> [Problem description]:
Only lines with the string "title" matter here; gather them from the material below.
╔══
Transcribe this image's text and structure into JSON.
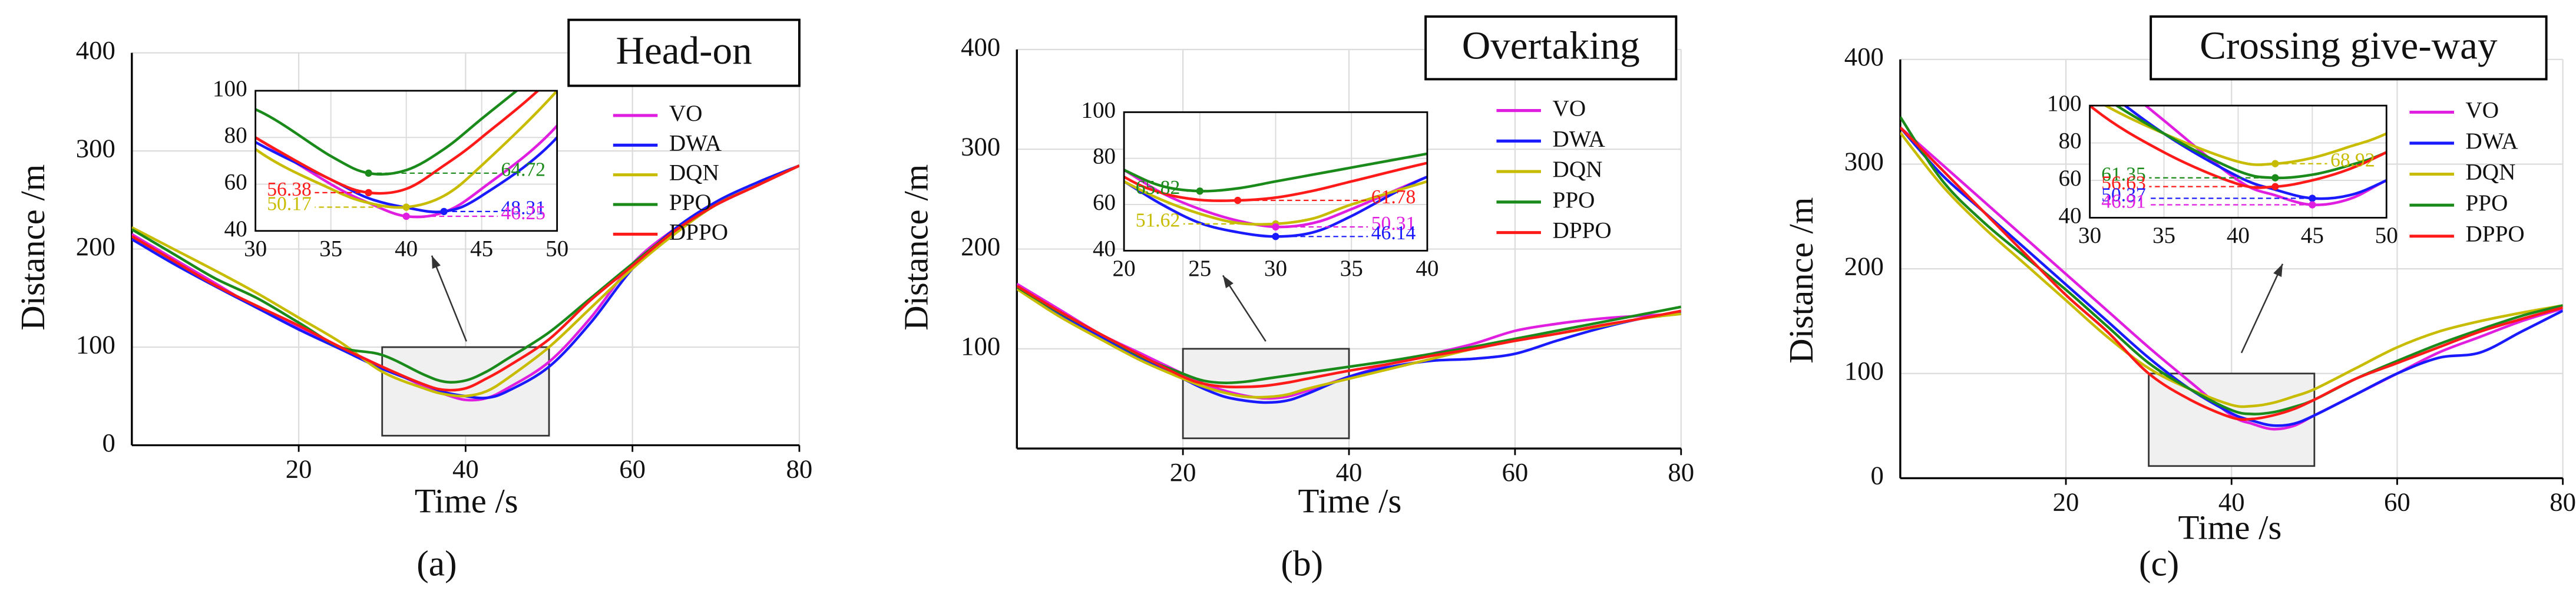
{
  "chart_data": [
    {
      "type": "line",
      "title": "Head-on",
      "panel_label": "(a)",
      "xlabel": "Time /s",
      "ylabel": "Distance /m",
      "xlim": [
        0,
        80
      ],
      "ylim": [
        0,
        400
      ],
      "xticks": [
        20,
        40,
        60,
        80
      ],
      "yticks": [
        0,
        100,
        200,
        300,
        400
      ],
      "grid": true,
      "x": [
        0,
        5,
        10,
        15,
        20,
        25,
        30,
        35,
        37.5,
        40,
        42.5,
        45,
        50,
        55,
        60,
        65,
        70,
        75,
        80
      ],
      "series": [
        {
          "name": "VO",
          "color": "#e01ee0",
          "values": [
            215,
            190,
            165,
            140,
            120,
            100,
            80,
            60,
            52,
            46.25,
            48,
            58,
            85,
            130,
            185,
            220,
            245,
            265,
            285
          ]
        },
        {
          "name": "DWA",
          "color": "#1a1aff",
          "values": [
            210,
            185,
            162,
            140,
            118,
            98,
            78,
            62,
            54,
            50,
            48.31,
            55,
            80,
            125,
            180,
            220,
            248,
            268,
            285
          ]
        },
        {
          "name": "DQN",
          "color": "#c8bc00",
          "values": [
            222,
            200,
            178,
            155,
            130,
            105,
            75,
            58,
            52,
            50.17,
            55,
            68,
            100,
            140,
            180,
            215,
            245,
            265,
            285
          ]
        },
        {
          "name": "PPO",
          "color": "#1a8a1a",
          "values": [
            220,
            195,
            170,
            150,
            125,
            100,
            92,
            72,
            64.72,
            66,
            75,
            88,
            115,
            150,
            185,
            218,
            245,
            265,
            285
          ]
        },
        {
          "name": "DPPO",
          "color": "#ff1a1a",
          "values": [
            213,
            188,
            163,
            142,
            122,
            100,
            80,
            62,
            56.38,
            58,
            68,
            80,
            108,
            148,
            183,
            218,
            245,
            265,
            285
          ]
        }
      ],
      "inset": {
        "xlim": [
          30,
          50
        ],
        "ylim": [
          40,
          100
        ],
        "xticks": [
          30,
          35,
          40,
          45,
          50
        ],
        "yticks": [
          40,
          60,
          80,
          100
        ],
        "annotations": [
          {
            "x": 37.5,
            "value": 64.72,
            "color": "#1a8a1a"
          },
          {
            "x": 37.5,
            "value": 56.38,
            "color": "#ff1a1a"
          },
          {
            "x": 40,
            "value": 50.17,
            "color": "#c8bc00"
          },
          {
            "x": 42.5,
            "value": 48.31,
            "color": "#1a1aff"
          },
          {
            "x": 40,
            "value": 46.25,
            "color": "#e01ee0"
          }
        ]
      }
    },
    {
      "type": "line",
      "title": "Overtaking",
      "panel_label": "(b)",
      "xlabel": "Time /s",
      "ylabel": "Distance /m",
      "xlim": [
        0,
        80
      ],
      "ylim": [
        0,
        400
      ],
      "xticks": [
        20,
        40,
        60,
        80
      ],
      "yticks": [
        100,
        200,
        300,
        400
      ],
      "grid": true,
      "x": [
        0,
        5,
        10,
        15,
        20,
        22.5,
        25,
        27.5,
        30,
        32.5,
        35,
        40,
        45,
        50,
        55,
        60,
        65,
        70,
        75,
        80
      ],
      "series": [
        {
          "name": "VO",
          "color": "#e01ee0",
          "values": [
            165,
            140,
            115,
            95,
            75,
            65,
            58,
            53,
            50.31,
            52,
            58,
            72,
            85,
            95,
            105,
            118,
            125,
            130,
            133,
            135
          ]
        },
        {
          "name": "DWA",
          "color": "#1a1aff",
          "values": [
            160,
            135,
            112,
            90,
            70,
            60,
            52,
            48,
            46.14,
            48,
            55,
            72,
            82,
            88,
            90,
            95,
            108,
            120,
            130,
            137
          ]
        },
        {
          "name": "DQN",
          "color": "#c8bc00",
          "values": [
            160,
            133,
            110,
            88,
            70,
            62,
            56,
            52,
            51.62,
            54,
            60,
            70,
            80,
            90,
            100,
            108,
            115,
            122,
            130,
            135
          ]
        },
        {
          "name": "PPO",
          "color": "#1a8a1a",
          "values": [
            162,
            137,
            115,
            92,
            75,
            68,
            65.82,
            67,
            70,
            73,
            76,
            82,
            88,
            95,
            102,
            110,
            118,
            126,
            134,
            142
          ]
        },
        {
          "name": "DPPO",
          "color": "#ff1a1a",
          "values": [
            163,
            138,
            115,
            93,
            72,
            65,
            62,
            61.78,
            63,
            66,
            70,
            78,
            85,
            93,
            100,
            108,
            115,
            123,
            130,
            138
          ]
        }
      ],
      "inset": {
        "xlim": [
          20,
          40
        ],
        "ylim": [
          40,
          100
        ],
        "xticks": [
          20,
          25,
          30,
          35,
          40
        ],
        "yticks": [
          40,
          60,
          80,
          100
        ],
        "annotations": [
          {
            "x": 25,
            "value": 65.82,
            "color": "#1a8a1a"
          },
          {
            "x": 27.5,
            "value": 61.78,
            "color": "#ff1a1a"
          },
          {
            "x": 30,
            "value": 51.62,
            "color": "#c8bc00"
          },
          {
            "x": 30,
            "value": 50.31,
            "color": "#e01ee0"
          },
          {
            "x": 30,
            "value": 46.14,
            "color": "#1a1aff"
          }
        ]
      }
    },
    {
      "type": "line",
      "title": "Crossing give-way",
      "panel_label": "(c)",
      "xlabel": "Time /s",
      "ylabel": "Distance /m",
      "xlim": [
        0,
        80
      ],
      "ylim": [
        0,
        400
      ],
      "xticks": [
        20,
        40,
        60,
        80
      ],
      "yticks": [
        0,
        100,
        200,
        300,
        400
      ],
      "grid": true,
      "x": [
        0,
        5,
        10,
        15,
        20,
        25,
        30,
        35,
        40,
        42.5,
        45,
        47.5,
        50,
        55,
        60,
        65,
        70,
        75,
        80
      ],
      "series": [
        {
          "name": "VO",
          "color": "#e01ee0",
          "values": [
            335,
            300,
            265,
            230,
            195,
            160,
            125,
            92,
            60,
            52,
            46.91,
            50,
            60,
            80,
            100,
            120,
            135,
            150,
            162
          ]
        },
        {
          "name": "DWA",
          "color": "#1a1aff",
          "values": [
            335,
            290,
            255,
            220,
            185,
            150,
            115,
            85,
            62,
            55,
            50.37,
            52,
            60,
            80,
            100,
            115,
            120,
            140,
            160
          ]
        },
        {
          "name": "DQN",
          "color": "#c8bc00",
          "values": [
            330,
            280,
            240,
            205,
            170,
            135,
            105,
            85,
            70,
            68.92,
            72,
            78,
            85,
            105,
            125,
            140,
            150,
            158,
            165
          ]
        },
        {
          "name": "PPO",
          "color": "#1a8a1a",
          "values": [
            345,
            285,
            245,
            212,
            180,
            145,
            110,
            85,
            65,
            61.35,
            63,
            68,
            75,
            95,
            112,
            128,
            142,
            155,
            165
          ]
        },
        {
          "name": "DPPO",
          "color": "#ff1a1a",
          "values": [
            335,
            295,
            255,
            215,
            175,
            140,
            100,
            75,
            58,
            56.63,
            60,
            66,
            75,
            95,
            110,
            125,
            140,
            152,
            163
          ]
        }
      ],
      "inset": {
        "xlim": [
          30,
          50
        ],
        "ylim": [
          40,
          100
        ],
        "xticks": [
          30,
          35,
          40,
          45,
          50
        ],
        "yticks": [
          40,
          60,
          80,
          100
        ],
        "annotations": [
          {
            "x": 42.5,
            "value": 68.92,
            "color": "#c8bc00"
          },
          {
            "x": 42.5,
            "value": 61.35,
            "color": "#1a8a1a"
          },
          {
            "x": 42.5,
            "value": 56.63,
            "color": "#ff1a1a"
          },
          {
            "x": 45,
            "value": 50.37,
            "color": "#1a1aff"
          },
          {
            "x": 45,
            "value": 46.91,
            "color": "#e01ee0"
          }
        ]
      }
    }
  ]
}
╚══
> [Exercise solution]:
      "title": "Head-on",
      "title": "Overtaking",
      "title": "Crossing give-way",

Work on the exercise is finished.